*** DOCUMENT EXCERPT ***

Re: [DISCUSS] KIP-459: Improve KafkaStreams#close

Posted by Dongjin Lee <do...@apache.org>.
Hi Matthias,

Have you thought about this issue?

Thanks,
Dongjin

On Wed, Jun 19, 2019 at 5:07 AM Dongjin Lee <do...@apache.org> wrote:

> Hello.
>
> I just uploaded the draft implementation of the three proposed
> alternatives.
>
> - Type A: define a close timeout constant -
> https://github.com/dongjinleekr/kafka/tree/feature/KAFKA-7996-a
> - Type B: Provide a new configuration option, 'close.wait.ms' -
> https://github.com/dongjinleekr/kafka/tree/feature/KAFKA-7996-b
> - Type C: Extend KafkaStreams constructor to support a close timeout
> parameter -
> https://github.com/dongjinleekr/kafka/tree/feature/KAFKA-7996-c
>
> As you can see in the branches, Type B and C are a little bit more
> complicated than A, since it provides an option to control the timeout to
> close AdminClient and Producer. To provide that functionality, B and C
> share a refactoring commit, which replaces KafkaStreams#create into
> KafkaStreams.builder. It is why they are consist of two commits.
>
> Please have a look you are free.
>
> Thanks,
> Dongjin
>
> On Thu, May 30, 2019 at 12:26 PM Dongjin Lee <do...@apache.org> wrote:
>
>> I just updated the KIP document reflecting what I found about the clients
>> API inconsistency and Matthias's comments. Since it is now obvious that
>> modifying the default close timeout for the client is not feasible, the
>> updated document proposes totally different alternatives. (see Rejected
>> Alternatives section)
>>
>>
>> https://cwiki.apache.org/confluence/display/KAFKA/KIP-459%3A+Improve+KafkaStreams%23close
>>
>> Please have a look you are free. All kinds of feedbacks are welcomed!
>>
>> Thanks,
>> Dongjin
>>
>> On Fri, May 24, 2019 at 1:07 PM Matthias J. Sax <ma...@confluent.io>
>> wrote:
>>
>>> Thanks for digging into the back ground.
>>>
>>> I think it would be good to get feedback from people who work on
>>> clients, too.
>>>
>>>
>>> -Matthias
>>>
>>>
>>> On 5/19/19 12:58 PM, Dongjin Lee wrote:
>>> > Hi Matthias,
>>> >
>>> > I investigated the inconsistencies between `close` semantics of
>>> `Producer`,
>>> > `Consumer`, and `AdminClient`. And I found that this inconsistency was
>>> > intended. Here are the details:
>>> >
>>> > The current `KafkaConsumer#close`'s default timeout, 30 seconds, was
>>> > introduced in KIP-102 (0.10.2.0)[^1]. According to the document, there
>>> are
>>> > two differences between `Consumer` and `Producer`;
>>> >
>>> > 1. `Consumer`s don't have large requests.
>>> > 2. `Consumer#close` is affected by consumer coordinator, whose close
>>> > operation is affected by `request.timeout.ms`.

*** DATASET ROWS ***

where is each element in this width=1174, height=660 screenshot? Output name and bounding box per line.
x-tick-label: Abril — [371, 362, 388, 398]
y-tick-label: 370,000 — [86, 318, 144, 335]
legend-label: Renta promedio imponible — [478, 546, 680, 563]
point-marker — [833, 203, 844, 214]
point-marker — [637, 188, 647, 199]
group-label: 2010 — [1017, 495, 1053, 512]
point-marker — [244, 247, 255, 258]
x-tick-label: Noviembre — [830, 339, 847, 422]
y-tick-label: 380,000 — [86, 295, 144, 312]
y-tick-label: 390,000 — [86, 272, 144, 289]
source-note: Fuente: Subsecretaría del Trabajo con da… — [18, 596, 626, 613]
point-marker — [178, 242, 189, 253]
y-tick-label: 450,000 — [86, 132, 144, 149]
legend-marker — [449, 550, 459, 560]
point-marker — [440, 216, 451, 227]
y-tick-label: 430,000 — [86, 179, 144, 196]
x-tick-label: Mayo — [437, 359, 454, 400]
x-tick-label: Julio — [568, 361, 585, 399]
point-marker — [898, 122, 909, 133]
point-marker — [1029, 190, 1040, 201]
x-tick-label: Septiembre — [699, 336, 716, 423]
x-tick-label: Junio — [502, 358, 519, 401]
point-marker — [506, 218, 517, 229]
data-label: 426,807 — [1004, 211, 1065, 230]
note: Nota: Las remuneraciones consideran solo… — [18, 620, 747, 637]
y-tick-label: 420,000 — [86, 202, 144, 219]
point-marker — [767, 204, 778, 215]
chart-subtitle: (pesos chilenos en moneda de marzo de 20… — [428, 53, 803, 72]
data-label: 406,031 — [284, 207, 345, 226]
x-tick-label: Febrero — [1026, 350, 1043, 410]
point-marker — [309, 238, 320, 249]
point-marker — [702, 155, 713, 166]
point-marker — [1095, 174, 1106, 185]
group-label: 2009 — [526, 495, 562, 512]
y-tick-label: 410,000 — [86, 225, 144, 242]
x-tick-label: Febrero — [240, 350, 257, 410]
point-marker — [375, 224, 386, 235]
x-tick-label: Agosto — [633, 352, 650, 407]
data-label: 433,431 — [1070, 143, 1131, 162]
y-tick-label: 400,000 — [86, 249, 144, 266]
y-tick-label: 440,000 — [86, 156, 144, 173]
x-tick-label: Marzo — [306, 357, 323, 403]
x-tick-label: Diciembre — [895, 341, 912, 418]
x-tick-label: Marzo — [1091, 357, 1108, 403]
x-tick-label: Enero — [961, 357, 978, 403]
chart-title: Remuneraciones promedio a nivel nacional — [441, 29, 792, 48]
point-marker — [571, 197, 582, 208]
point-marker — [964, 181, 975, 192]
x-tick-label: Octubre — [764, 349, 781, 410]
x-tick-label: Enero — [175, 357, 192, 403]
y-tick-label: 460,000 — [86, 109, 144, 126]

***

GOAL OF THE EXERCISE: List the three alternatives that the KIP-459 thread says have draft implementations uploaded. The records come from a different source than the text.

EXERCISE ANSWER:
- Type A: define a close timeout constant
- Type B: provide a new configuration option, 'close.wait.ms'
- Type C: extend the KafkaStreams constructor to support a close timeout parameter